Do any lines in the data below contain "placeholder"? If so, copy every one of them.

[Records excerpted from a collection]
* * *

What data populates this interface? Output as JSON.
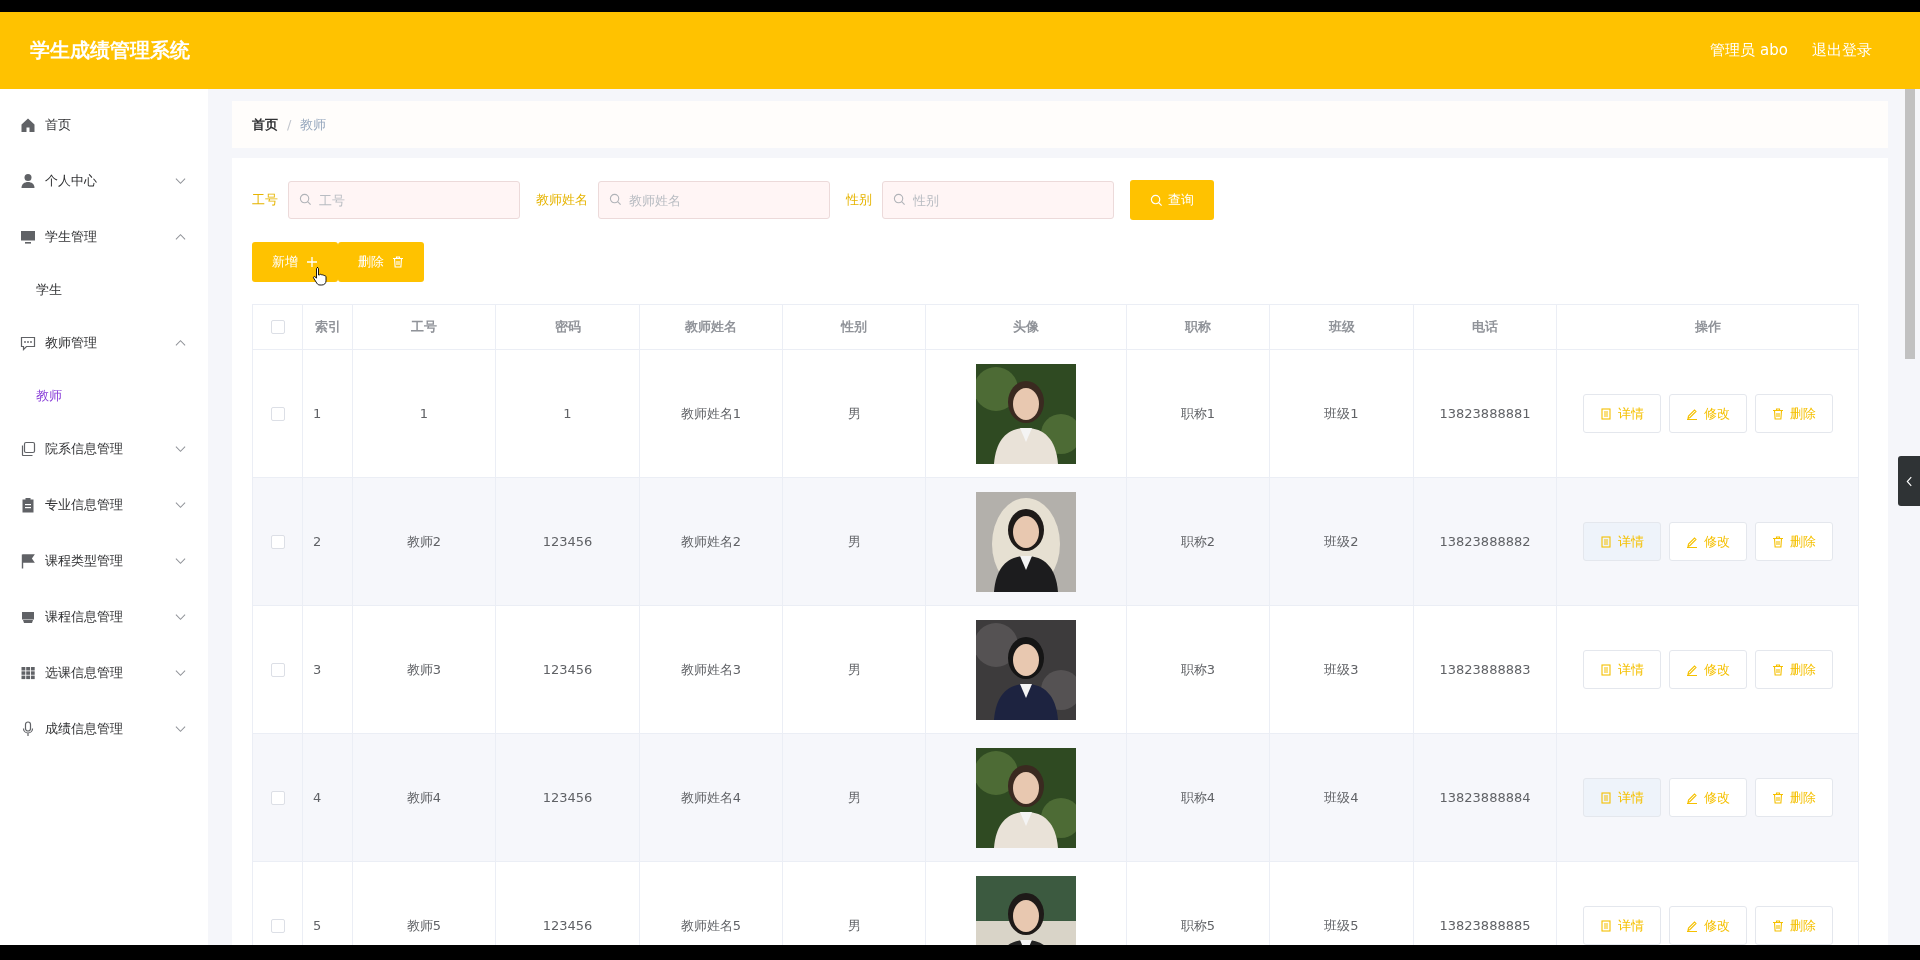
{
  "header": {
    "title": "学生成绩管理系统",
    "user": "管理员 abo",
    "logout": "退出登录"
  },
  "sidebar": {
    "items": [
      {
        "label": "首页"
      },
      {
        "label": "个人中心",
        "expanded": false
      },
      {
        "label": "学生管理",
        "expanded": true,
        "children": [
          {
            "label": "学生",
            "selected": false
          }
        ]
      },
      {
        "label": "教师管理",
        "expanded": true,
        "children": [
          {
            "label": "教师",
            "selected": true
          }
        ]
      },
      {
        "label": "院系信息管理",
        "expanded": false
      },
      {
        "label": "专业信息管理",
        "expanded": false
      },
      {
        "label": "课程类型管理",
        "expanded": false
      },
      {
        "label": "课程信息管理",
        "expanded": false
      },
      {
        "label": "选课信息管理",
        "expanded": false
      },
      {
        "label": "成绩信息管理",
        "expanded": false
      }
    ]
  },
  "breadcrumb": {
    "items": [
      "首页",
      "教师"
    ],
    "separator": "/"
  },
  "filters": [
    {
      "label": "工号",
      "placeholder": "工号"
    },
    {
      "label": "教师姓名",
      "placeholder": "教师姓名"
    },
    {
      "label": "性别",
      "placeholder": "性别"
    }
  ],
  "search_button": "查询",
  "toolbar": [
    "新增",
    "删除"
  ],
  "table": {
    "header_checked": false,
    "columns": [
      "索引",
      "工号",
      "密码",
      "教师姓名",
      "性别",
      "头像",
      "职称",
      "班级",
      "电话",
      "操作"
    ],
    "rows": [
      {
        "checked": false,
        "cells": [
          "1",
          "1",
          "1",
          "教师姓名1",
          "男"
        ],
        "cells2": [
          "职称1",
          "班级1",
          "13823888881"
        ],
        "actions": [
          "详情",
          "修改",
          "删除"
        ]
      },
      {
        "checked": false,
        "cells": [
          "2",
          "教师2",
          "123456",
          "教师姓名2",
          "男"
        ],
        "cells2": [
          "职称2",
          "班级2",
          "13823888882"
        ],
        "actions": [
          "详情",
          "修改",
          "删除"
        ]
      },
      {
        "checked": false,
        "cells": [
          "3",
          "教师3",
          "123456",
          "教师姓名3",
          "男"
        ],
        "cells2": [
          "职称3",
          "班级3",
          "13823888883"
        ],
        "actions": [
          "详情",
          "修改",
          "删除"
        ]
      },
      {
        "checked": false,
        "cells": [
          "4",
          "教师4",
          "123456",
          "教师姓名4",
          "男"
        ],
        "cells2": [
          "职称4",
          "班级4",
          "13823888884"
        ],
        "actions": [
          "详情",
          "修改",
          "删除"
        ]
      },
      {
        "checked": false,
        "cells": [
          "5",
          "教师5",
          "123456",
          "教师姓名5",
          "男"
        ],
        "cells2": [
          "职称5",
          "班级5",
          "13823888885"
        ],
        "actions": [
          "详情",
          "修改",
          "删除"
        ]
      }
    ]
  }
}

* * *

* Reply to the task
      "placeholder": "工号"
      "placeholder": "教师姓名"
      "placeholder": "性别"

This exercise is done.